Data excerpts
● ● ● ●

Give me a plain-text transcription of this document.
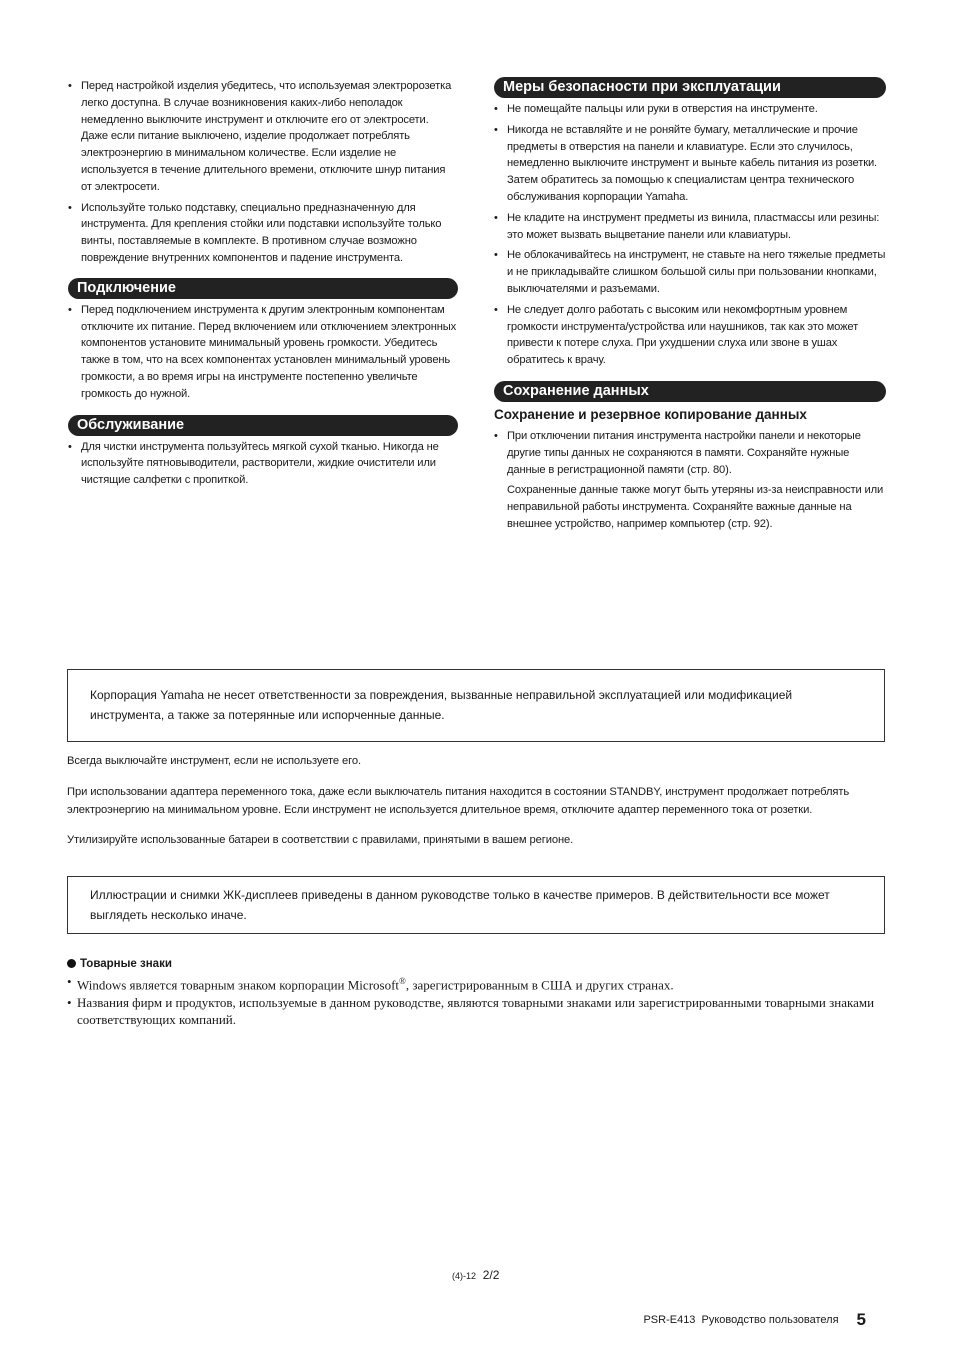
• Перед настройкой изделия убедитесь, что используемая электророзетка легко доступна. В случае возникновения каких-либо неполадок немедленно выключите инструмент и отключите его от электросети. Даже если питание выключено, изделие продолжает потреблять электроэнергию в минимальном количестве. Если изделие не используется в течение длительного времени, отключите шнур питания от электросети.
• Используйте только подставку, специально предназначенную для инструмента. Для крепления стойки или подставки используйте только винты, поставляемые в комплекте. В противном случае возможно повреждение внутренних компонентов и падение инструмента.
Подключение
• Перед подключением инструмента к другим электронным компонентам отключите их питание. Перед включением или отключением электронных компонентов установите минимальный уровень громкости. Убедитесь также в том, что на всех компонентах установлен минимальный уровень громкости, а во время игры на инструменте постепенно увеличьте громкость до нужной.
Обслуживание
• Для чистки инструмента пользуйтесь мягкой сухой тканью. Никогда не используйте пятновыводители, растворители, жидкие очистители или чистящие салфетки с пропиткой.
Меры безопасности при эксплуатации
• Не помещайте пальцы или руки в отверстия на инструменте.
• Никогда не вставляйте и не роняйте бумагу, металлические и прочие предметы в отверстия на панели и клавиатуре. Если это случилось, немедленно выключите инструмент и выньте кабель питания из розетки. Затем обратитесь за помощью к специалистам центра технического обслуживания корпорации Yamaha.
• Не кладите на инструмент предметы из винила, пластмассы или резины: это может вызвать выцветание панели или клавиатуры.
• Не облокачивайтесь на инструмент, не ставьте на него тяжелые предметы и не прикладывайте слишком большой силы при пользовании кнопками, выключателями и разъемами.
• Не следует долго работать с высоким или некомфортным уровнем громкости инструмента/устройства или наушников, так как это может привести к потере слуха. При ухудшении слуха или звоне в ушах обратитесь к врачу.
Сохранение данных
Сохранение и резервное копирование данных
• При отключении питания инструмента настройки панели и некоторые другие типы данных не сохраняются в памяти. Сохраняйте нужные данные в регистрационной памяти (стр. 80).

Сохраненные данные также могут быть утеряны из-за неисправности или неправильной работы инструмента. Сохраняйте важные данные на внешнее устройство, например компьютер (стр. 92).

Корпорация Yamaha не несет ответственности за повреждения, вызванные неправильной эксплуатацией или модификацией инструмента, а также за потерянные или испорченные данные.
Всегда выключайте инструмент, если не используете его.
При использовании адаптера переменного тока, даже если выключатель питания находится в состоянии STANDBY, инструмент продолжает потреблять электроэнергию на минимальном уровне. Если инструмент не используется длительное время, отключите адаптер переменного тока от розетки.
Утилизируйте использованные батареи в соответствии с правилами, принятыми в вашем регионе.
Иллюстрации и снимки ЖК-дисплеев приведены в данном руководстве только в качестве примеров. В действительности все может выглядеть несколько иначе.
Товарные знаки
• Windows является товарным знаком корпорации Microsoft®, зарегистрированным в США и других странах.
• Названия фирм и продуктов, используемые в данном руководстве, являются товарными знаками или зарегистрированными товарными знаками соответствующих компаний.
(4)-12 2/2
PSR-E413  Руководство пользователя 5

● ● ● ●

§ Exercise requirements
Make an exact copy of the data above, pictures excluded.

§ Solution to the exercise
Give me a plain-text transcription of this document.
• Перед настройкой изделия убедитесь, что используемая электророзетка легко доступна. В случае возникновения каких-либо неполадок немедленно выключите инструмент и отключите его от электросети. Даже если питание выключено, изделие продолжает потреблять электроэнергию в минимальном количестве. Если изделие не используется в течение длительного времени, отключите шнур питания от электросети.
• Используйте только подставку, специально предназначенную для инструмента. Для крепления стойки или подставки используйте только винты, поставляемые в комплекте. В противном случае возможно повреждение внутренних компонентов и падение инструмента.
Подключение
• Перед подключением инструмента к другим электронным компонентам отключите их питание. Перед включением или отключением электронных компонентов установите минимальный уровень громкости. Убедитесь также в том, что на всех компонентах установлен минимальный уровень громкости, а во время игры на инструменте постепенно увеличьте громкость до нужной.
Обслуживание
• Для чистки инструмента пользуйтесь мягкой сухой тканью. Никогда не используйте пятновыводители, растворители, жидкие очистители или чистящие салфетки с пропиткой.
Меры безопасности при эксплуатации
• Не помещайте пальцы или руки в отверстия на инструменте.
• Никогда не вставляйте и не роняйте бумагу, металлические и прочие предметы в отверстия на панели и клавиатуре. Если это случилось, немедленно выключите инструмент и выньте кабель питания из розетки. Затем обратитесь за помощью к специалистам центра технического обслуживания корпорации Yamaha.
• Не кладите на инструмент предметы из винила, пластмассы или резины: это может вызвать выцветание панели или клавиатуры.
• Не облокачивайтесь на инструмент, не ставьте на него тяжелые предметы и не прикладывайте слишком большой силы при пользовании кнопками, выключателями и разъемами.
• Не следует долго работать с высоким или некомфортным уровнем громкости инструмента/устройства или наушников, так как это может привести к потере слуха. При ухудшении слуха или звоне в ушах обратитесь к врачу.
Сохранение данных
Сохранение и резервное копирование данных
• При отключении питания инструмента настройки панели и некоторые другие типы данных не сохраняются в памяти. Сохраняйте нужные данные в регистрационной памяти (стр. 80).

Сохраненные данные также могут быть утеряны из-за неисправности или неправильной работы инструмента. Сохраняйте важные данные на внешнее устройство, например компьютер (стр. 92).

Корпорация Yamaha не несет ответственности за повреждения, вызванные неправильной эксплуатацией или модификацией инструмента, а также за потерянные или испорченные данные.
Всегда выключайте инструмент, если не используете его.
При использовании адаптера переменного тока, даже если выключатель питания находится в состоянии STANDBY, инструмент продолжает потреблять электроэнергию на минимальном уровне. Если инструмент не используется длительное время, отключите адаптер переменного тока от розетки.
Утилизируйте использованные батареи в соответствии с правилами, принятыми в вашем регионе.
Иллюстрации и снимки ЖК-дисплеев приведены в данном руководстве только в качестве примеров. В действительности все может выглядеть несколько иначе.
Товарные знаки
• Windows является товарным знаком корпорации Microsoft®, зарегистрированным в США и других странах.
• Названия фирм и продуктов, используемые в данном руководстве, являются товарными знаками или зарегистрированными товарными знаками соответствующих компаний.
(4)-12 2/2
PSR-E413  Руководство пользователя 5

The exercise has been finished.